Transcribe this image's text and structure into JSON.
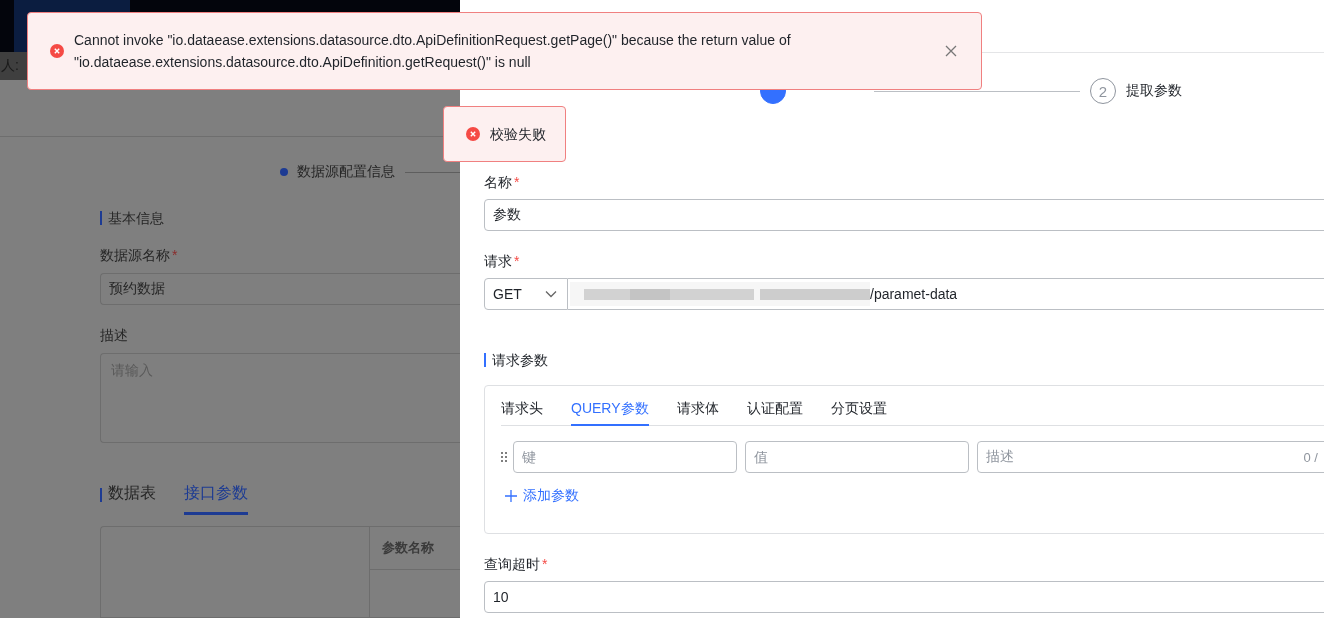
{
  "background_page": {
    "header_text": "人:",
    "stepper_label": "数据源配置信息",
    "section_title": "基本信息",
    "name_field": {
      "label": "数据源名称",
      "required_mark": "*",
      "value": "预约数据"
    },
    "description_field": {
      "label": "描述",
      "placeholder": "请输入"
    },
    "tabs": [
      {
        "label": "数据表",
        "selected": false
      },
      {
        "label": "接口参数",
        "selected": true
      }
    ],
    "table_header": "参数名称"
  },
  "drawer": {
    "steps": [
      {
        "active": true
      },
      {
        "number": "2",
        "label": "提取参数",
        "active": false
      }
    ],
    "name_field": {
      "label": "名称",
      "required_mark": "*",
      "value": "参数"
    },
    "request_field": {
      "label": "请求",
      "required_mark": "*",
      "method": "GET",
      "url": "/paramet-data"
    },
    "params_title": "请求参数",
    "tabs": [
      {
        "label": "请求头",
        "selected": false
      },
      {
        "label": "QUERY参数",
        "selected": true
      },
      {
        "label": "请求体",
        "selected": false
      },
      {
        "label": "认证配置",
        "selected": false
      },
      {
        "label": "分页设置",
        "selected": false
      }
    ],
    "param_row": {
      "key_placeholder": "键",
      "value_placeholder": "值",
      "description_placeholder": "描述",
      "count": "0 /"
    },
    "add_param": "添加参数",
    "timeout_field": {
      "label": "查询超时",
      "required_mark": "*",
      "value": "10"
    }
  },
  "toasts": [
    {
      "kind": "error",
      "message": "Cannot invoke \"io.dataease.extensions.datasource.dto.ApiDefinitionRequest.getPage()\" because the return value of \"io.dataease.extensions.datasource.dto.ApiDefinition.getRequest()\" is null",
      "closable": true
    },
    {
      "kind": "error",
      "message": "校验失败",
      "closable": false
    }
  ]
}
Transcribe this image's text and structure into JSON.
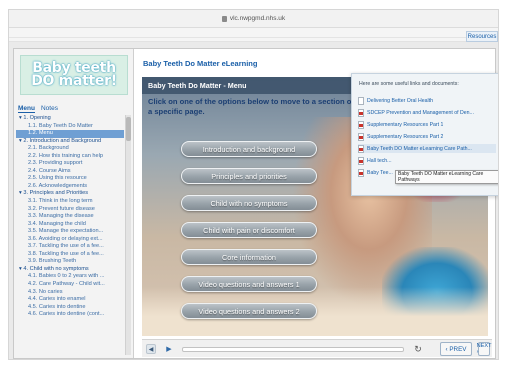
{
  "browser": {
    "url": "vlc.nwpgmd.nhs.uk"
  },
  "sidebar": {
    "logo_line1": "Baby teeth",
    "logo_line2": "DO matter!",
    "tabs": [
      "Menu",
      "Notes"
    ],
    "items": [
      {
        "label": "▾ 1. Opening"
      },
      {
        "label": "1.1. Baby Teeth Do Matter"
      },
      {
        "label": "1.2. Menu"
      },
      {
        "label": "▾ 2. Introduction and Background"
      },
      {
        "label": "2.1. Background"
      },
      {
        "label": "2.2. How this training can help"
      },
      {
        "label": "2.3. Providing support"
      },
      {
        "label": "2.4. Course Aims"
      },
      {
        "label": "2.5. Using this resource"
      },
      {
        "label": "2.6. Acknowledgements"
      },
      {
        "label": "▾ 3. Principles and Priorities"
      },
      {
        "label": "3.1. Think in the long term"
      },
      {
        "label": "3.2. Prevent future disease"
      },
      {
        "label": "3.3. Managing the disease"
      },
      {
        "label": "3.4. Managing the child"
      },
      {
        "label": "3.5. Manage the expectation..."
      },
      {
        "label": "3.6. Avoiding or delaying ext..."
      },
      {
        "label": "3.7. Tackling the use of a fee..."
      },
      {
        "label": "3.8. Tackling the use of a fee..."
      },
      {
        "label": "3.9. Brushing Teeth"
      },
      {
        "label": "▾ 4. Child with no symptoms"
      },
      {
        "label": "4.1. Babies 0 to 2 years with ..."
      },
      {
        "label": "4.2. Care Pathway - Child wit..."
      },
      {
        "label": "4.3. No caries"
      },
      {
        "label": "4.4. Caries into enamel"
      },
      {
        "label": "4.5. Caries into dentine"
      },
      {
        "label": "4.6. Caries into dentine (cont..."
      }
    ]
  },
  "main": {
    "title": "Baby Teeth Do Matter eLearning",
    "menu_header": "Baby Teeth Do Matter - Menu",
    "intro": "Click on one of the options below to move to a section or to go to a specific page.",
    "buttons": [
      "Introduction and background",
      "Principles and priorities",
      "Child with no symptoms",
      "Child with pain or discomfort",
      "Core information",
      "Video questions and answers 1",
      "Video questions and answers 2"
    ]
  },
  "resources": {
    "button": "Resources",
    "header": "Here are some useful links and documents:",
    "items": [
      "Delivering Better Oral Health",
      "SDCEP Prevention and Management of Den...",
      "Supplementary Resources Part 1",
      "Supplementary Resources Part 2",
      "Baby Teeth DO Matter eLearning Care Path...",
      "Hall tech...",
      "Baby Tee..."
    ],
    "tooltip": "Baby Teeth DO Matter eLearning Care Pathways"
  },
  "player": {
    "prev": "‹ PREV",
    "next": "NEXT ›",
    "volume_icon": "speaker-icon",
    "play_icon": "play-icon",
    "reload_icon": "reload-icon"
  }
}
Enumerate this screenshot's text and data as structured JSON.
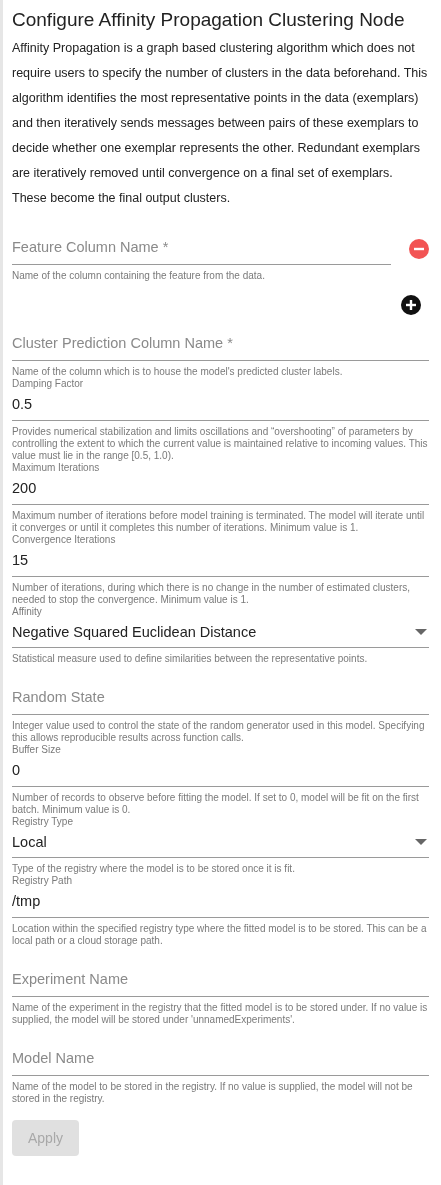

= = = = =

Problem to work on: Make an exact copy of the records above, with the pictures left out.

Reply:
Transcribe this image's text and structure into JSON.
{
  "background_page": {
    "header_text": "人:",
    "stepper_label": "数据源配置信息",
    "section_title": "基本信息",
    "name_field": {
      "label": "数据源名称",
      "required_mark": "*",
      "value": "预约数据"
    },
    "description_field": {
      "label": "描述",
      "placeholder": "请输入"
    },
    "tabs": [
      {
        "label": "数据表",
        "selected": false
      },
      {
        "label": "接口参数",
        "selected": true
      }
    ],
    "table_header": "参数名称"
  },
  "drawer": {
    "steps": [
      {
        "active": true
      },
      {
        "number": "2",
        "label": "提取参数",
        "active": false
      }
    ],
    "name_field": {
      "label": "名称",
      "required_mark": "*",
      "value": "参数"
    },
    "request_field": {
      "label": "请求",
      "required_mark": "*",
      "method": "GET",
      "url": "/paramet-data"
    },
    "params_title": "请求参数",
    "tabs": [
      {
        "label": "请求头",
        "selected": false
      },
      {
        "label": "QUERY参数",
        "selected": true
      },
      {
        "label": "请求体",
        "selected": false
      },
      {
        "label": "认证配置",
        "selected": false
      },
      {
        "label": "分页设置",
        "selected": false
      }
    ],
    "param_row": {
      "key_placeholder": "键",
      "value_placeholder": "值",
      "description_placeholder": "描述",
      "count": "0 /"
    },
    "add_param": "添加参数",
    "timeout_field": {
      "label": "查询超时",
      "required_mark": "*",
      "value": "10"
    }
  },
  "toasts": [
    {
      "kind": "error",
      "message": "Cannot invoke \"io.dataease.extensions.datasource.dto.ApiDefinitionRequest.getPage()\" because the return value of \"io.dataease.extensions.datasource.dto.ApiDefinition.getRequest()\" is null",
      "closable": true
    },
    {
      "kind": "error",
      "message": "校验失败",
      "closable": false
    }
  ]
}
Transcribe this image's text and structure into JSON.
{
  "browser": {
    "url": "vlc.nwpgmd.nhs.uk"
  },
  "sidebar": {
    "logo_line1": "Baby teeth",
    "logo_line2": "DO matter!",
    "tabs": [
      "Menu",
      "Notes"
    ],
    "items": [
      {
        "label": "▾ 1. Opening"
      },
      {
        "label": "1.1. Baby Teeth Do Matter"
      },
      {
        "label": "1.2. Menu"
      },
      {
        "label": "▾ 2. Introduction and Background"
      },
      {
        "label": "2.1. Background"
      },
      {
        "label": "2.2. How this training can help"
      },
      {
        "label": "2.3. Providing support"
      },
      {
        "label": "2.4. Course Aims"
      },
      {
        "label": "2.5. Using this resource"
      },
      {
        "label": "2.6. Acknowledgements"
      },
      {
        "label": "▾ 3. Principles and Priorities"
      },
      {
        "label": "3.1. Think in the long term"
      },
      {
        "label": "3.2. Prevent future disease"
      },
      {
        "label": "3.3. Managing the disease"
      },
      {
        "label": "3.4. Managing the child"
      },
      {
        "label": "3.5. Manage the expectation..."
      },
      {
        "label": "3.6. Avoiding or delaying ext..."
      },
      {
        "label": "3.7. Tackling the use of a fee..."
      },
      {
        "label": "3.8. Tackling the use of a fee..."
      },
      {
        "label": "3.9. Brushing Teeth"
      },
      {
        "label": "▾ 4. Child with no symptoms"
      },
      {
        "label": "4.1. Babies 0 to 2 years with ..."
      },
      {
        "label": "4.2. Care Pathway - Child wit..."
      },
      {
        "label": "4.3. No caries"
      },
      {
        "label": "4.4. Caries into enamel"
      },
      {
        "label": "4.5. Caries into dentine"
      },
      {
        "label": "4.6. Caries into dentine (cont..."
      }
    ]
  },
  "main": {
    "title": "Baby Teeth Do Matter eLearning",
    "menu_header": "Baby Teeth Do Matter - Menu",
    "intro": "Click on one of the options below to move to a section or to go to a specific page.",
    "buttons": [
      "Introduction and background",
      "Principles and priorities",
      "Child with no symptoms",
      "Child with pain or discomfort",
      "Core information",
      "Video questions and answers 1",
      "Video questions and answers 2"
    ]
  },
  "resources": {
    "button": "Resources",
    "header": "Here are some useful links and documents:",
    "items": [
      "Delivering Better Oral Health",
      "SDCEP Prevention and Management of Den...",
      "Supplementary Resources Part 1",
      "Supplementary Resources Part 2",
      "Baby Teeth DO Matter eLearning Care Path...",
      "Hall tech...",
      "Baby Tee..."
    ],
    "tooltip": "Baby Teeth DO Matter eLearning Care Pathways"
  },
  "player": {
    "prev": "‹ PREV",
    "next": "NEXT ›",
    "volume_icon": "speaker-icon",
    "play_icon": "play-icon",
    "reload_icon": "reload-icon"
  }
}
Enumerate this screenshot's text and data as structured JSON.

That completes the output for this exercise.